Dataset items:
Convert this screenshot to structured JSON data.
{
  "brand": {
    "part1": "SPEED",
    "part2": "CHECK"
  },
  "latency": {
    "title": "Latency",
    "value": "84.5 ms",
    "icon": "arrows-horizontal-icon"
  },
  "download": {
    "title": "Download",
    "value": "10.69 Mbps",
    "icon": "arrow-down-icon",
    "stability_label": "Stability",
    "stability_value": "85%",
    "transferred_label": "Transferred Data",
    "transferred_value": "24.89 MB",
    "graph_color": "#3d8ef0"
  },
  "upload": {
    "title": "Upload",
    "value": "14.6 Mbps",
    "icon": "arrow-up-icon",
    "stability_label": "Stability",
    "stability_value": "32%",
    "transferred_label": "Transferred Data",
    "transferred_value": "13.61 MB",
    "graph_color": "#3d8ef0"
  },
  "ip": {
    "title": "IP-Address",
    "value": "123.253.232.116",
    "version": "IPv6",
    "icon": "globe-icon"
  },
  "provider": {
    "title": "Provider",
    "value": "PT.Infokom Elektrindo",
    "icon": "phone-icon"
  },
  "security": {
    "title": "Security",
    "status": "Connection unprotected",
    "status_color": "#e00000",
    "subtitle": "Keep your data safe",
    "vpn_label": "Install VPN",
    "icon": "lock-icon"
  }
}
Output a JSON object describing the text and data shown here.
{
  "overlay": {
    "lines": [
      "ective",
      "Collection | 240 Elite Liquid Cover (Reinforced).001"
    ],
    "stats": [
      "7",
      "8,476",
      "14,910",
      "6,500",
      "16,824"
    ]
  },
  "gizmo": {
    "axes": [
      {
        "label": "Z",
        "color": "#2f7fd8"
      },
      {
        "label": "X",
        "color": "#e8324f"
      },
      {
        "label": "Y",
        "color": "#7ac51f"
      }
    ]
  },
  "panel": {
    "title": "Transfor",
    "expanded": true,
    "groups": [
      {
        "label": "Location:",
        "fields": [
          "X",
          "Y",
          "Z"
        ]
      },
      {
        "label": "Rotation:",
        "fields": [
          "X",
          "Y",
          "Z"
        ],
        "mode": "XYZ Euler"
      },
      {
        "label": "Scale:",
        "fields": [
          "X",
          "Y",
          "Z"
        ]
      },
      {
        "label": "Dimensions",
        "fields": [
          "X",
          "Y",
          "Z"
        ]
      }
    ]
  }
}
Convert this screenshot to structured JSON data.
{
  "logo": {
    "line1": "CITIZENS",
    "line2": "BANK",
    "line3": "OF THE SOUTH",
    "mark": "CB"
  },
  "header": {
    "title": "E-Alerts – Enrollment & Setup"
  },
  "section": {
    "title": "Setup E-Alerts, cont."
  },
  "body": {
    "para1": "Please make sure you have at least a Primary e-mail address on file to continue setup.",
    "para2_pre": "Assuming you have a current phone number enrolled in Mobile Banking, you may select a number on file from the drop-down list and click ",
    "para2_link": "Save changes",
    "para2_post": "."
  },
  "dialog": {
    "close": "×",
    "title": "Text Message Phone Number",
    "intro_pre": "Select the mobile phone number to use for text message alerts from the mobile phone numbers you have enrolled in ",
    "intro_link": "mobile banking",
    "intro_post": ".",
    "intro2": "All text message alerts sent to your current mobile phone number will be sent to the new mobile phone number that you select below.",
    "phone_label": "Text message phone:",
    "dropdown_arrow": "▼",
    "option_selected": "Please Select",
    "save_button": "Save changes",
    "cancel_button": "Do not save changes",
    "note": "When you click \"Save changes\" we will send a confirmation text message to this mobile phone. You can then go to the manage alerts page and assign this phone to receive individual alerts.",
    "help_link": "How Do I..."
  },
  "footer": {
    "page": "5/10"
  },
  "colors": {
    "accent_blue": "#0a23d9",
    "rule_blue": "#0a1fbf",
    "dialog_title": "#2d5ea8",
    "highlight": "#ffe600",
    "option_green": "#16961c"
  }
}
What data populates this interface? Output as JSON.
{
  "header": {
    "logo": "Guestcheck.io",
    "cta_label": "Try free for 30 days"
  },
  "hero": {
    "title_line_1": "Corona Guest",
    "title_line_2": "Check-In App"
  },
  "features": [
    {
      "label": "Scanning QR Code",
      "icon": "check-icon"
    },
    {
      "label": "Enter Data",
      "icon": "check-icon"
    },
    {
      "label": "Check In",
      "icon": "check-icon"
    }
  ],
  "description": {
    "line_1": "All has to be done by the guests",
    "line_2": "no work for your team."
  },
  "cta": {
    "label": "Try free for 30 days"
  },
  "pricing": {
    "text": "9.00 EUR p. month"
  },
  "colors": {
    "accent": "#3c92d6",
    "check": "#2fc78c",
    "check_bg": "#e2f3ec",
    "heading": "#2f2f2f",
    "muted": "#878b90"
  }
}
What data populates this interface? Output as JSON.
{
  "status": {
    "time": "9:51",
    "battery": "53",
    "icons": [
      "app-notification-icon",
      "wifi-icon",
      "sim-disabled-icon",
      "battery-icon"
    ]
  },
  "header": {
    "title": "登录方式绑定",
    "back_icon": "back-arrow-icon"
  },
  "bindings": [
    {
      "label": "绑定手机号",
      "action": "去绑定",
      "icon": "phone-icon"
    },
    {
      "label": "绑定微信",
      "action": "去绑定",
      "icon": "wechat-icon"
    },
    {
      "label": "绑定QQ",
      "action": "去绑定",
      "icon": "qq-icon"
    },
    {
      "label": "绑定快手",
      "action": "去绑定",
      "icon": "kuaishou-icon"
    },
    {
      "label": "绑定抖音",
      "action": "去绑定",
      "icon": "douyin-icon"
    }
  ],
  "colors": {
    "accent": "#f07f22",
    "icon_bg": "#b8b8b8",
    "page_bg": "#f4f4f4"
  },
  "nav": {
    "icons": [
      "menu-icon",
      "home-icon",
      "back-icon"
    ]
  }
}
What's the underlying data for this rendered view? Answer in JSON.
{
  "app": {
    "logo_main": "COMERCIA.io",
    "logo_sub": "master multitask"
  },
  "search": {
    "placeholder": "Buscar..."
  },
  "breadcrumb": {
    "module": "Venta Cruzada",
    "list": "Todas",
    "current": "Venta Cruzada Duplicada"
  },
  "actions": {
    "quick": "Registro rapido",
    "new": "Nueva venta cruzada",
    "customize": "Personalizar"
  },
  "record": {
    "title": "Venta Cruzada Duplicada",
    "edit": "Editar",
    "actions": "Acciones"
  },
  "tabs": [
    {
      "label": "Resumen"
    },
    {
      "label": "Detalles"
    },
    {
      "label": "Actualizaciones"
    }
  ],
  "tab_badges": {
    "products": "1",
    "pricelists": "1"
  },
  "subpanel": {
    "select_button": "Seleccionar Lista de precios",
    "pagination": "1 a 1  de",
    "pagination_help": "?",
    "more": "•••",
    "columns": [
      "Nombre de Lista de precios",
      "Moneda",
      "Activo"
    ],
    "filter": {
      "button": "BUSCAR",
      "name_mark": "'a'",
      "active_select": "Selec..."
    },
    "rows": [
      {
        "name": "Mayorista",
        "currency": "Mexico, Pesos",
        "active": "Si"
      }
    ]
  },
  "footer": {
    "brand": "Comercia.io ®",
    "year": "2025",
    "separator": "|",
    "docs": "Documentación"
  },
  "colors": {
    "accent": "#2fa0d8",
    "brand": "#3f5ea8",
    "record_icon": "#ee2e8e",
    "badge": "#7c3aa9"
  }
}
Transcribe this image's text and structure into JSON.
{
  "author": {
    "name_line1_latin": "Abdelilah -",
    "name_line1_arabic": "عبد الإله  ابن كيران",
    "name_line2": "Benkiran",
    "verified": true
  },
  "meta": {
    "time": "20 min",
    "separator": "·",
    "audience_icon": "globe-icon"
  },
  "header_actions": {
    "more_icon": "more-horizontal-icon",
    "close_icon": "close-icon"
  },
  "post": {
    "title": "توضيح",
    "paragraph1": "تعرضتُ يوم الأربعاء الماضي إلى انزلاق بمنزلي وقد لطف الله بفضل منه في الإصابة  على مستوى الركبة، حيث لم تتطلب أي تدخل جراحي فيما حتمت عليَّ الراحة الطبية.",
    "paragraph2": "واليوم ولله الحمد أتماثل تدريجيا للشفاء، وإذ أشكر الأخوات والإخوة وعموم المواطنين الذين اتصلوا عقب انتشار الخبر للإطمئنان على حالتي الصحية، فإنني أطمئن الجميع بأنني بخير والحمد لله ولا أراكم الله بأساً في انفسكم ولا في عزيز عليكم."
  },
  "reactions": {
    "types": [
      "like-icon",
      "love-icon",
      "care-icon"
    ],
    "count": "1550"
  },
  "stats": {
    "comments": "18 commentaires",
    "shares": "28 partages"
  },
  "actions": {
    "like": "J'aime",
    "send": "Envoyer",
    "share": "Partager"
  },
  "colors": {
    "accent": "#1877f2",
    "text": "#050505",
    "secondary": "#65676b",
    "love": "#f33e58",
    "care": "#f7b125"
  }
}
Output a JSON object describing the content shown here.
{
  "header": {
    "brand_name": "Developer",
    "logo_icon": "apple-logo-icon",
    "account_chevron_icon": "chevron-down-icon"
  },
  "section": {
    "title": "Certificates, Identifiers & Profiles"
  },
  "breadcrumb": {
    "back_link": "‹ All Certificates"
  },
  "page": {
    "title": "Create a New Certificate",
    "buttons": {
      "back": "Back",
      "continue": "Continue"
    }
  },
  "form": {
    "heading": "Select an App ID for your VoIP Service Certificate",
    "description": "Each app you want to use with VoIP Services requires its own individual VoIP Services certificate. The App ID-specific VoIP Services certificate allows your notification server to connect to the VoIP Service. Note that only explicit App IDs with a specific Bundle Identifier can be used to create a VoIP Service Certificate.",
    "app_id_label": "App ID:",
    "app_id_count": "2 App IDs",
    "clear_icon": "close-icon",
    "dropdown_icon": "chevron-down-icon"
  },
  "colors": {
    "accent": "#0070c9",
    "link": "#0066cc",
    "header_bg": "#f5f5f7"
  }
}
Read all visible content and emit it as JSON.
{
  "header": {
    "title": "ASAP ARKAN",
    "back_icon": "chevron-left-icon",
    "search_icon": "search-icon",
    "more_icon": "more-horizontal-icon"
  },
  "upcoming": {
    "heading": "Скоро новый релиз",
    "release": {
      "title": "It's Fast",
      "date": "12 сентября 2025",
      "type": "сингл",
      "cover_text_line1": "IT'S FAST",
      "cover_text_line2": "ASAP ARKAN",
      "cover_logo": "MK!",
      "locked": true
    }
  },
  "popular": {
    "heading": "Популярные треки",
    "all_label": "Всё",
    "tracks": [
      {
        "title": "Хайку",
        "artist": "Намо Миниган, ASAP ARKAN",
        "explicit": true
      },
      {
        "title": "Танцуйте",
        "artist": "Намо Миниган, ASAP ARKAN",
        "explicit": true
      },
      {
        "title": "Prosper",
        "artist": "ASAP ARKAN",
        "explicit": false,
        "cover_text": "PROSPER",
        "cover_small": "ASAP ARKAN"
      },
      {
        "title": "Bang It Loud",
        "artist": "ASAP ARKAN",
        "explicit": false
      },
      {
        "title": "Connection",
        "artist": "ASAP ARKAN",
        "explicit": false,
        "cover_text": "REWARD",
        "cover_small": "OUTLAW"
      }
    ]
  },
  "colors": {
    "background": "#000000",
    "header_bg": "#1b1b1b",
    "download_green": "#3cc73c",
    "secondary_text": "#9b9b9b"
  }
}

SET EXERCISE:
List each line of the records that holds the string "content".

SOLUTION TO THIS EXERCISE:
Output a JSON object describing the content shown here.
Read all visible content and emit it as JSON.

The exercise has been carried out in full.